» Given problem: Leave out the images and repeat the listing below without a single change.

━━ Data section

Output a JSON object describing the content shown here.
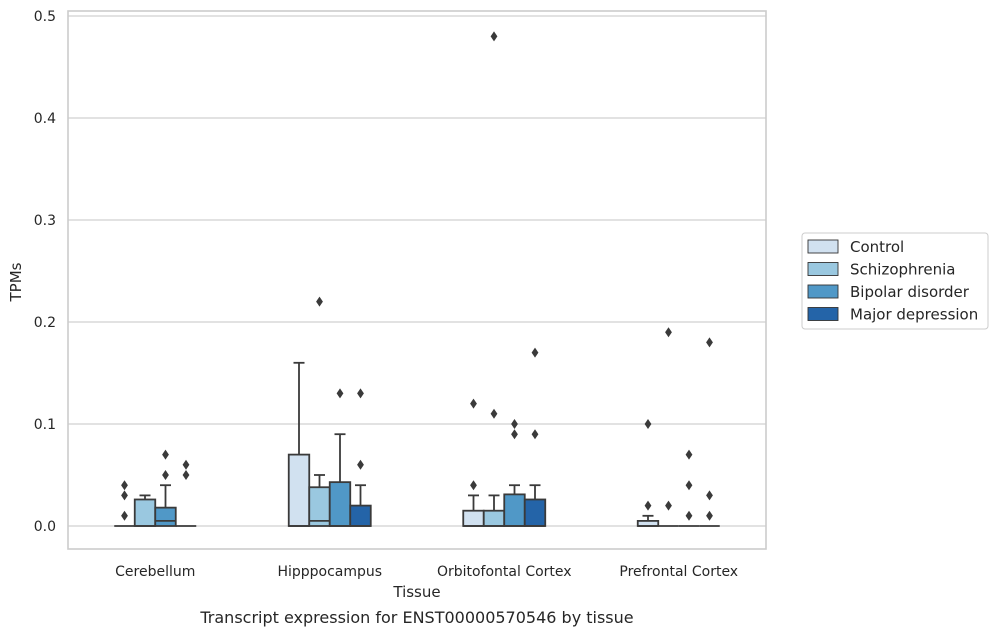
{
  "chart_data": {
    "type": "box",
    "caption": "Transcript expression for ENST00000570546 by tissue",
    "xlabel": "Tissue",
    "ylabel": "TPMs",
    "ylim": [
      -0.023,
      0.505
    ],
    "yticks": [
      0.0,
      0.1,
      0.2,
      0.3,
      0.4,
      0.5
    ],
    "ytick_labels": [
      "0.0",
      "0.1",
      "0.2",
      "0.3",
      "0.4",
      "0.5"
    ],
    "grid": "horizontal",
    "legend_position": "right",
    "categories": [
      "Cerebellum",
      "Hipppocampus",
      "Orbitofontal Cortex",
      "Prefrontal Cortex"
    ],
    "series": [
      {
        "name": "Control",
        "color": "#d1e1f0",
        "boxes": [
          {
            "q1": 0,
            "median": 0,
            "q3": 0,
            "whisker_low": 0,
            "whisker_high": 0,
            "outliers": [
              0.01,
              0.03,
              0.04
            ]
          },
          {
            "q1": 0,
            "median": 0,
            "q3": 0.07,
            "whisker_low": 0,
            "whisker_high": 0.16,
            "outliers": []
          },
          {
            "q1": 0,
            "median": 0,
            "q3": 0.015,
            "whisker_low": 0,
            "whisker_high": 0.03,
            "outliers": [
              0.04,
              0.12
            ]
          },
          {
            "q1": 0,
            "median": 0,
            "q3": 0.005,
            "whisker_low": 0,
            "whisker_high": 0.01,
            "outliers": [
              0.02,
              0.1
            ]
          }
        ]
      },
      {
        "name": "Schizophrenia",
        "color": "#9ac8e0",
        "boxes": [
          {
            "q1": 0,
            "median": 0,
            "q3": 0.026,
            "whisker_low": 0,
            "whisker_high": 0.03,
            "outliers": []
          },
          {
            "q1": 0,
            "median": 0.005,
            "q3": 0.038,
            "whisker_low": 0,
            "whisker_high": 0.05,
            "outliers": [
              0.22
            ]
          },
          {
            "q1": 0,
            "median": 0,
            "q3": 0.015,
            "whisker_low": 0,
            "whisker_high": 0.03,
            "outliers": [
              0.11,
              0.48
            ]
          },
          {
            "q1": 0,
            "median": 0,
            "q3": 0,
            "whisker_low": 0,
            "whisker_high": 0,
            "outliers": [
              0.02,
              0.19
            ]
          }
        ]
      },
      {
        "name": "Bipolar disorder",
        "color": "#5098c7",
        "boxes": [
          {
            "q1": 0,
            "median": 0.005,
            "q3": 0.018,
            "whisker_low": 0,
            "whisker_high": 0.04,
            "outliers": [
              0.05,
              0.07
            ]
          },
          {
            "q1": 0,
            "median": 0,
            "q3": 0.043,
            "whisker_low": 0,
            "whisker_high": 0.09,
            "outliers": [
              0.13
            ]
          },
          {
            "q1": 0,
            "median": 0,
            "q3": 0.031,
            "whisker_low": 0,
            "whisker_high": 0.04,
            "outliers": [
              0.09,
              0.1
            ]
          },
          {
            "q1": 0,
            "median": 0,
            "q3": 0,
            "whisker_low": 0,
            "whisker_high": 0,
            "outliers": [
              0.01,
              0.04,
              0.07
            ]
          }
        ]
      },
      {
        "name": "Major depression",
        "color": "#2464a8",
        "boxes": [
          {
            "q1": 0,
            "median": 0,
            "q3": 0,
            "whisker_low": 0,
            "whisker_high": 0,
            "outliers": [
              0.05,
              0.06
            ]
          },
          {
            "q1": 0,
            "median": 0,
            "q3": 0.02,
            "whisker_low": 0,
            "whisker_high": 0.04,
            "outliers": [
              0.06,
              0.13
            ]
          },
          {
            "q1": 0,
            "median": 0,
            "q3": 0.026,
            "whisker_low": 0,
            "whisker_high": 0.04,
            "outliers": [
              0.09,
              0.17
            ]
          },
          {
            "q1": 0,
            "median": 0,
            "q3": 0,
            "whisker_low": 0,
            "whisker_high": 0,
            "outliers": [
              0.01,
              0.03,
              0.18
            ]
          }
        ]
      }
    ]
  }
}
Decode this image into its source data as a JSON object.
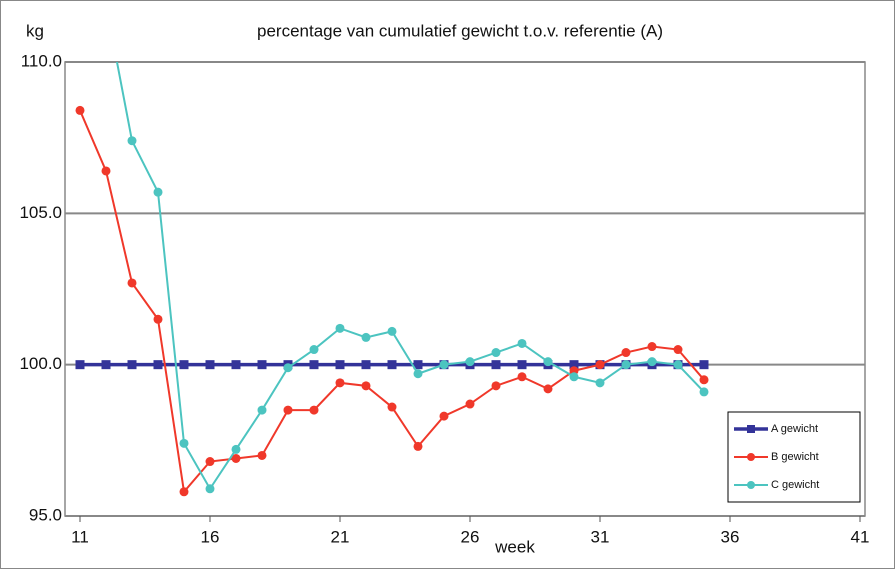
{
  "chart_data": {
    "type": "line",
    "title": "percentage van cumulatief  gewicht t.o.v. referentie (A)",
    "y_label": "kg",
    "x_label": "week",
    "x": [
      11,
      12,
      13,
      14,
      15,
      16,
      17,
      18,
      19,
      20,
      21,
      22,
      23,
      24,
      25,
      26,
      27,
      28,
      29,
      30,
      31,
      32,
      33,
      34,
      35
    ],
    "series": [
      {
        "name": "A gewicht",
        "color": "#333399",
        "marker": "square",
        "values": [
          100,
          100,
          100,
          100,
          100,
          100,
          100,
          100,
          100,
          100,
          100,
          100,
          100,
          100,
          100,
          100,
          100,
          100,
          100,
          100,
          100,
          100,
          100,
          100,
          100
        ]
      },
      {
        "name": "B gewicht",
        "color": "#f0382a",
        "marker": "circle",
        "values": [
          108.4,
          106.4,
          102.7,
          101.5,
          95.8,
          96.8,
          96.9,
          97.0,
          98.5,
          98.5,
          99.4,
          99.3,
          98.6,
          97.3,
          98.3,
          98.7,
          99.3,
          99.6,
          99.2,
          99.8,
          100.0,
          100.4,
          100.6,
          100.5,
          99.5
        ]
      },
      {
        "name": "C gewicht",
        "color": "#4cc4c0",
        "marker": "circle",
        "values": [
          null,
          111.9,
          107.4,
          105.7,
          97.4,
          95.9,
          97.2,
          98.5,
          99.9,
          100.5,
          101.2,
          100.9,
          101.1,
          99.7,
          100.0,
          100.1,
          100.4,
          100.7,
          100.1,
          99.6,
          99.4,
          100.0,
          100.1,
          100.0,
          99.1
        ]
      }
    ],
    "xlim": [
      11,
      41
    ],
    "xticks": [
      11,
      16,
      21,
      26,
      31,
      36,
      41
    ],
    "ylim": [
      95,
      110
    ],
    "yticks": [
      {
        "value": 95,
        "label": "95.0"
      },
      {
        "value": 100,
        "label": "100.0"
      },
      {
        "value": 105,
        "label": "105.0"
      },
      {
        "value": 110,
        "label": "110.0"
      }
    ],
    "grid": true,
    "legend": "bottom-right"
  }
}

━━━━

» Expected output:
Output a JSON object describing the content shown here.
{
  "chart_data": {
    "type": "box",
    "caption": "Transcript expression for ENST00000570546 by tissue",
    "xlabel": "Tissue",
    "ylabel": "TPMs",
    "ylim": [
      -0.023,
      0.505
    ],
    "yticks": [
      0.0,
      0.1,
      0.2,
      0.3,
      0.4,
      0.5
    ],
    "ytick_labels": [
      "0.0",
      "0.1",
      "0.2",
      "0.3",
      "0.4",
      "0.5"
    ],
    "grid": "horizontal",
    "legend_position": "right",
    "categories": [
      "Cerebellum",
      "Hipppocampus",
      "Orbitofontal Cortex",
      "Prefrontal Cortex"
    ],
    "series": [
      {
        "name": "Control",
        "color": "#d1e1f0",
        "boxes": [
          {
            "q1": 0,
            "median": 0,
            "q3": 0,
            "whisker_low": 0,
            "whisker_high": 0,
            "outliers": [
              0.01,
              0.03,
              0.04
            ]
          },
          {
            "q1": 0,
            "median": 0,
            "q3": 0.07,
            "whisker_low": 0,
            "whisker_high": 0.16,
            "outliers": []
          },
          {
            "q1": 0,
            "median": 0,
            "q3": 0.015,
            "whisker_low": 0,
            "whisker_high": 0.03,
            "outliers": [
              0.04,
              0.12
            ]
          },
          {
            "q1": 0,
            "median": 0,
            "q3": 0.005,
            "whisker_low": 0,
            "whisker_high": 0.01,
            "outliers": [
              0.02,
              0.1
            ]
          }
        ]
      },
      {
        "name": "Schizophrenia",
        "color": "#9ac8e0",
        "boxes": [
          {
            "q1": 0,
            "median": 0,
            "q3": 0.026,
            "whisker_low": 0,
            "whisker_high": 0.03,
            "outliers": []
          },
          {
            "q1": 0,
            "median": 0.005,
            "q3": 0.038,
            "whisker_low": 0,
            "whisker_high": 0.05,
            "outliers": [
              0.22
            ]
          },
          {
            "q1": 0,
            "median": 0,
            "q3": 0.015,
            "whisker_low": 0,
            "whisker_high": 0.03,
            "outliers": [
              0.11,
              0.48
            ]
          },
          {
            "q1": 0,
            "median": 0,
            "q3": 0,
            "whisker_low": 0,
            "whisker_high": 0,
            "outliers": [
              0.02,
              0.19
            ]
          }
        ]
      },
      {
        "name": "Bipolar disorder",
        "color": "#5098c7",
        "boxes": [
          {
            "q1": 0,
            "median": 0.005,
            "q3": 0.018,
            "whisker_low": 0,
            "whisker_high": 0.04,
            "outliers": [
              0.05,
              0.07
            ]
          },
          {
            "q1": 0,
            "median": 0,
            "q3": 0.043,
            "whisker_low": 0,
            "whisker_high": 0.09,
            "outliers": [
              0.13
            ]
          },
          {
            "q1": 0,
            "median": 0,
            "q3": 0.031,
            "whisker_low": 0,
            "whisker_high": 0.04,
            "outliers": [
              0.09,
              0.1
            ]
          },
          {
            "q1": 0,
            "median": 0,
            "q3": 0,
            "whisker_low": 0,
            "whisker_high": 0,
            "outliers": [
              0.01,
              0.04,
              0.07
            ]
          }
        ]
      },
      {
        "name": "Major depression",
        "color": "#2464a8",
        "boxes": [
          {
            "q1": 0,
            "median": 0,
            "q3": 0,
            "whisker_low": 0,
            "whisker_high": 0,
            "outliers": [
              0.05,
              0.06
            ]
          },
          {
            "q1": 0,
            "median": 0,
            "q3": 0.02,
            "whisker_low": 0,
            "whisker_high": 0.04,
            "outliers": [
              0.06,
              0.13
            ]
          },
          {
            "q1": 0,
            "median": 0,
            "q3": 0.026,
            "whisker_low": 0,
            "whisker_high": 0.04,
            "outliers": [
              0.09,
              0.17
            ]
          },
          {
            "q1": 0,
            "median": 0,
            "q3": 0,
            "whisker_low": 0,
            "whisker_high": 0,
            "outliers": [
              0.01,
              0.03,
              0.18
            ]
          }
        ]
      }
    ]
  }
}
Decode this image into its source data as a JSON object.
{
  "chart_data": {
    "type": "line",
    "title": "percentage van cumulatief  gewicht t.o.v. referentie (A)",
    "y_label": "kg",
    "x_label": "week",
    "x": [
      11,
      12,
      13,
      14,
      15,
      16,
      17,
      18,
      19,
      20,
      21,
      22,
      23,
      24,
      25,
      26,
      27,
      28,
      29,
      30,
      31,
      32,
      33,
      34,
      35
    ],
    "series": [
      {
        "name": "A gewicht",
        "color": "#333399",
        "marker": "square",
        "values": [
          100,
          100,
          100,
          100,
          100,
          100,
          100,
          100,
          100,
          100,
          100,
          100,
          100,
          100,
          100,
          100,
          100,
          100,
          100,
          100,
          100,
          100,
          100,
          100,
          100
        ]
      },
      {
        "name": "B gewicht",
        "color": "#f0382a",
        "marker": "circle",
        "values": [
          108.4,
          106.4,
          102.7,
          101.5,
          95.8,
          96.8,
          96.9,
          97.0,
          98.5,
          98.5,
          99.4,
          99.3,
          98.6,
          97.3,
          98.3,
          98.7,
          99.3,
          99.6,
          99.2,
          99.8,
          100.0,
          100.4,
          100.6,
          100.5,
          99.5
        ]
      },
      {
        "name": "C gewicht",
        "color": "#4cc4c0",
        "marker": "circle",
        "values": [
          null,
          111.9,
          107.4,
          105.7,
          97.4,
          95.9,
          97.2,
          98.5,
          99.9,
          100.5,
          101.2,
          100.9,
          101.1,
          99.7,
          100.0,
          100.1,
          100.4,
          100.7,
          100.1,
          99.6,
          99.4,
          100.0,
          100.1,
          100.0,
          99.1
        ]
      }
    ],
    "xlim": [
      11,
      41
    ],
    "xticks": [
      11,
      16,
      21,
      26,
      31,
      36,
      41
    ],
    "ylim": [
      95,
      110
    ],
    "yticks": [
      {
        "value": 95,
        "label": "95.0"
      },
      {
        "value": 100,
        "label": "100.0"
      },
      {
        "value": 105,
        "label": "105.0"
      },
      {
        "value": 110,
        "label": "110.0"
      }
    ],
    "grid": true,
    "legend": "bottom-right"
  }
}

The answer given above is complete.